- **Prompt**
Extract the records below word for word and ignore the images.

- **Material provided**
•••••
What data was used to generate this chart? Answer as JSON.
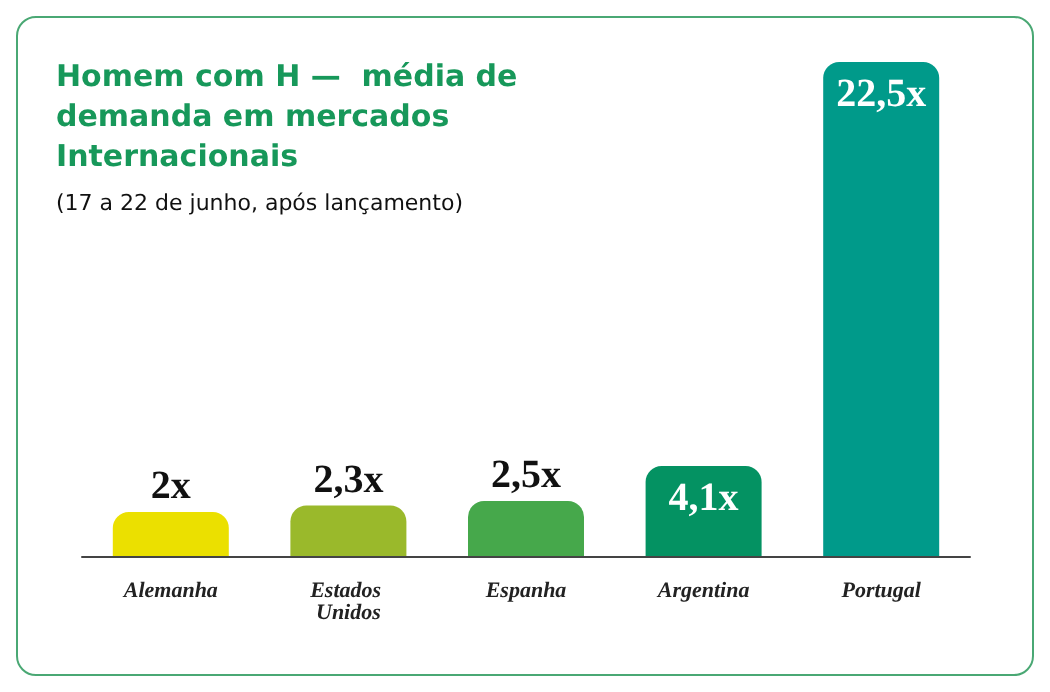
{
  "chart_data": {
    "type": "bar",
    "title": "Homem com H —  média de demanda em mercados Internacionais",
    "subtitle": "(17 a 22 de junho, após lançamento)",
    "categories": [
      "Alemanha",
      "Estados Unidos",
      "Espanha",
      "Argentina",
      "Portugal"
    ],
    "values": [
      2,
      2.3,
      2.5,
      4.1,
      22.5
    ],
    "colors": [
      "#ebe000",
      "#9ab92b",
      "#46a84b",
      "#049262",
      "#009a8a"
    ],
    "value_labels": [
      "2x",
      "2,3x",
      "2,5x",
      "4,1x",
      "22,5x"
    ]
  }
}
•••••
- **Result for this task**
What data was used to generate this chart? Answer as JSON.
{
  "chart_data": {
    "type": "bar",
    "title": "Homem com H —  média de demanda em mercados Internacionais",
    "subtitle": "(17 a 22 de junho, após lançamento)",
    "categories": [
      "Alemanha",
      "Estados Unidos",
      "Espanha",
      "Argentina",
      "Portugal"
    ],
    "values": [
      2,
      2.3,
      2.5,
      4.1,
      22.5
    ],
    "colors": [
      "#ebe000",
      "#9ab92b",
      "#46a84b",
      "#049262",
      "#009a8a"
    ],
    "value_labels": [
      "2x",
      "2,3x",
      "2,5x",
      "4,1x",
      "22,5x"
    ]
  }
}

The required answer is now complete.